** JOB **
Write out, character for character, the lines of the records below, starting at the line that contains "Give bounding boxes" and ending at the line that contains "header-row: Size (US)", with both of those lines included.

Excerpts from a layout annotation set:
========================================

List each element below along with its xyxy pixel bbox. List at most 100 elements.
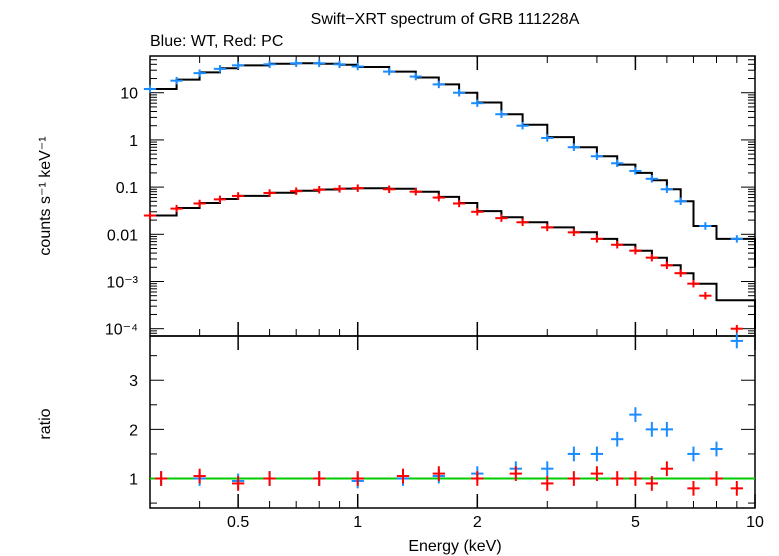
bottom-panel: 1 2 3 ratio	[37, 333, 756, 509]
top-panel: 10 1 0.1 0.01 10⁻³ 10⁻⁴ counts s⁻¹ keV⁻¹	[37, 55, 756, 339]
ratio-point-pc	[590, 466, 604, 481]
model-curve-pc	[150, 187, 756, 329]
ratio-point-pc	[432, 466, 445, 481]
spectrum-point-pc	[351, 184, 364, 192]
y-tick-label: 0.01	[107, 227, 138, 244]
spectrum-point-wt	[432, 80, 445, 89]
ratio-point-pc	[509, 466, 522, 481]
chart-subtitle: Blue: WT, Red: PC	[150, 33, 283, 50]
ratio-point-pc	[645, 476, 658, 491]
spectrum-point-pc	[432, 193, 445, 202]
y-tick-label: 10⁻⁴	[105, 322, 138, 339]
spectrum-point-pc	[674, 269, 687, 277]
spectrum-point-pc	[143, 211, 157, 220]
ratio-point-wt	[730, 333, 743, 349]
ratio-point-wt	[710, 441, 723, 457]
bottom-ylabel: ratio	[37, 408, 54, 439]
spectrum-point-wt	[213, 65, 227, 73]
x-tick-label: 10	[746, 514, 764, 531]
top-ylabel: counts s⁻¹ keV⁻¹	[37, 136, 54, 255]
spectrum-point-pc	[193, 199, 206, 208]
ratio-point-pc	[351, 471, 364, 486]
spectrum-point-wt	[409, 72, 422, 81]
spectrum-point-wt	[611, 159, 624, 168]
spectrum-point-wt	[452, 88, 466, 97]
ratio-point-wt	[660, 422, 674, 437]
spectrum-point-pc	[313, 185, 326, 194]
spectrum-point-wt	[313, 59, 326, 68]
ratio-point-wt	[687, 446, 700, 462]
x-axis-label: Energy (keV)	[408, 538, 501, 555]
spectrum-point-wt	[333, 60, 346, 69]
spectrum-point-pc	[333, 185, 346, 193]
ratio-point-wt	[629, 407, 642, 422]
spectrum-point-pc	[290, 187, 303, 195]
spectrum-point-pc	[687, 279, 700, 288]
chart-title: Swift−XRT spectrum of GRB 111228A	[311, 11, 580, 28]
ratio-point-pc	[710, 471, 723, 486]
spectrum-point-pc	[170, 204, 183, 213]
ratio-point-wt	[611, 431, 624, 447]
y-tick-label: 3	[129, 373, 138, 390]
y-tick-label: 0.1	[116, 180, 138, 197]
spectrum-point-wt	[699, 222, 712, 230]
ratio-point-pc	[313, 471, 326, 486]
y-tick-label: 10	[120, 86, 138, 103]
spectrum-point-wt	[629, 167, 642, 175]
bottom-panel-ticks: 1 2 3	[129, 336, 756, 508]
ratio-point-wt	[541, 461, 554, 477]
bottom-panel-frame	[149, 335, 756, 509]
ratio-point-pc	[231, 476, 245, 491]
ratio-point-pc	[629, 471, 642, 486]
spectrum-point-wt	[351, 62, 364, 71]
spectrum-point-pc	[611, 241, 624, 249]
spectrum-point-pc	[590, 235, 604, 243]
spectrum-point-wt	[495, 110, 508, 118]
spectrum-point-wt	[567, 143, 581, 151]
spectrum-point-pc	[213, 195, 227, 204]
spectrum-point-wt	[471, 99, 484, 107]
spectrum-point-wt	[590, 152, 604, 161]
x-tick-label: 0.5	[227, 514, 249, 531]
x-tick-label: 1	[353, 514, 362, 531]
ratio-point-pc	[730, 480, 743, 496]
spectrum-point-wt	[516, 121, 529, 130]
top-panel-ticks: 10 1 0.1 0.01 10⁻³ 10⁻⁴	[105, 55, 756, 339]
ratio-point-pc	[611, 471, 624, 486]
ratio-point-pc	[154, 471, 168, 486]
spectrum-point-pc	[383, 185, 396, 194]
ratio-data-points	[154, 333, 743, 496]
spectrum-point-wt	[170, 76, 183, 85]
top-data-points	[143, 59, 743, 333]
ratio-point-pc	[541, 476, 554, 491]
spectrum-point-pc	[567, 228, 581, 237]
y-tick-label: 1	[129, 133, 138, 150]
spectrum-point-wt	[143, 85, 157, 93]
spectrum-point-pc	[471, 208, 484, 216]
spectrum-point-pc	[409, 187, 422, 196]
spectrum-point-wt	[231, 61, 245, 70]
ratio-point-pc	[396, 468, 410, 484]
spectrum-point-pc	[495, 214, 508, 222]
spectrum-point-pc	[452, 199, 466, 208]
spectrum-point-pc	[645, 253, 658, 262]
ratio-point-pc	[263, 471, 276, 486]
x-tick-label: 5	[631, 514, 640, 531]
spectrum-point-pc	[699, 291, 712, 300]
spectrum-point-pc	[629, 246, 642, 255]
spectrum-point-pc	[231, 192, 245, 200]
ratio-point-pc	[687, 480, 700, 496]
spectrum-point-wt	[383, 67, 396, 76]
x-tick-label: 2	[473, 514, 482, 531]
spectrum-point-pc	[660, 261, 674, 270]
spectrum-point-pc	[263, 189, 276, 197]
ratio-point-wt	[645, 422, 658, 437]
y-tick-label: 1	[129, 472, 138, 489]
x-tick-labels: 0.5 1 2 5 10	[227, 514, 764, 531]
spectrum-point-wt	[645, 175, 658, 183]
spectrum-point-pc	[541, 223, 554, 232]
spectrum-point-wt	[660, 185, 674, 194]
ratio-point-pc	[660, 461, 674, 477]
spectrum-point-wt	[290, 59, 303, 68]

========================================

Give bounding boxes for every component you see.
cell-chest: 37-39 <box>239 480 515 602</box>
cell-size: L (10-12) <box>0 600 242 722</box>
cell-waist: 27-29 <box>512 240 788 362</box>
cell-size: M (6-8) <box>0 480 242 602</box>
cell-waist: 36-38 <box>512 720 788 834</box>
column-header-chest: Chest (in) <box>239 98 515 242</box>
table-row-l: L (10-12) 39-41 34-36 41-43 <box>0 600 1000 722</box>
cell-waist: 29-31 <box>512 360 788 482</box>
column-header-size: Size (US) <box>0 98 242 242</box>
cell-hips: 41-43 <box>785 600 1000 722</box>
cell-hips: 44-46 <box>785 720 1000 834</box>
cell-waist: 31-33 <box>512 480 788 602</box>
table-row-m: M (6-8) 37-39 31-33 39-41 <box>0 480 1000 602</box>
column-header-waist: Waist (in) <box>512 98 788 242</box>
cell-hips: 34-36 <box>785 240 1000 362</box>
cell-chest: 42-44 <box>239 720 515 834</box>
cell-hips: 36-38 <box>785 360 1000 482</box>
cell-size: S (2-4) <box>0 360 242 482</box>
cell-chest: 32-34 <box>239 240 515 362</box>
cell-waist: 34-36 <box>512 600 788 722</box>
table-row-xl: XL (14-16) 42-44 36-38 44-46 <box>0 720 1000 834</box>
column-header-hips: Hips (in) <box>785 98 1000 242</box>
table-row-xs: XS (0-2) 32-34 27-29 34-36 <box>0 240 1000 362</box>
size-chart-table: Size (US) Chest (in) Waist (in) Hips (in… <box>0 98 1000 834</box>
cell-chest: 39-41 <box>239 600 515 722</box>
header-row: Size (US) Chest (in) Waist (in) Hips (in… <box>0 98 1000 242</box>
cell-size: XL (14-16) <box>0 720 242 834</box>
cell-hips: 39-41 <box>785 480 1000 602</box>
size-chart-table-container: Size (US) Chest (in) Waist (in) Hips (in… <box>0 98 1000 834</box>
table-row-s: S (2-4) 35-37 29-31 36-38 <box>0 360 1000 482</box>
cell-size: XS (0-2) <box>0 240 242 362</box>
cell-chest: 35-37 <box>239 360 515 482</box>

========================================

** SOLUTION TO THE PROBLEM **
Give bounding boxes for every component you see.
cell-chest: 37-39 <box>239 480 515 602</box>
cell-size: L (10-12) <box>0 600 242 722</box>
cell-waist: 27-29 <box>512 240 788 362</box>
cell-size: M (6-8) <box>0 480 242 602</box>
cell-waist: 36-38 <box>512 720 788 834</box>
column-header-chest: Chest (in) <box>239 98 515 242</box>
table-row-l: L (10-12) 39-41 34-36 41-43 <box>0 600 1000 722</box>
cell-waist: 29-31 <box>512 360 788 482</box>
column-header-size: Size (US) <box>0 98 242 242</box>
cell-hips: 41-43 <box>785 600 1000 722</box>
cell-hips: 44-46 <box>785 720 1000 834</box>
cell-waist: 31-33 <box>512 480 788 602</box>
table-row-m: M (6-8) 37-39 31-33 39-41 <box>0 480 1000 602</box>
column-header-waist: Waist (in) <box>512 98 788 242</box>
cell-hips: 34-36 <box>785 240 1000 362</box>
cell-chest: 42-44 <box>239 720 515 834</box>
cell-hips: 36-38 <box>785 360 1000 482</box>
cell-size: S (2-4) <box>0 360 242 482</box>
cell-chest: 32-34 <box>239 240 515 362</box>
cell-waist: 34-36 <box>512 600 788 722</box>
table-row-xl: XL (14-16) 42-44 36-38 44-46 <box>0 720 1000 834</box>
column-header-hips: Hips (in) <box>785 98 1000 242</box>
table-row-xs: XS (0-2) 32-34 27-29 34-36 <box>0 240 1000 362</box>
size-chart-table: Size (US) Chest (in) Waist (in) Hips (in… <box>0 98 1000 834</box>
cell-chest: 39-41 <box>239 600 515 722</box>
header-row: Size (US) Chest (in) Waist (in) Hips (in… <box>0 98 1000 242</box>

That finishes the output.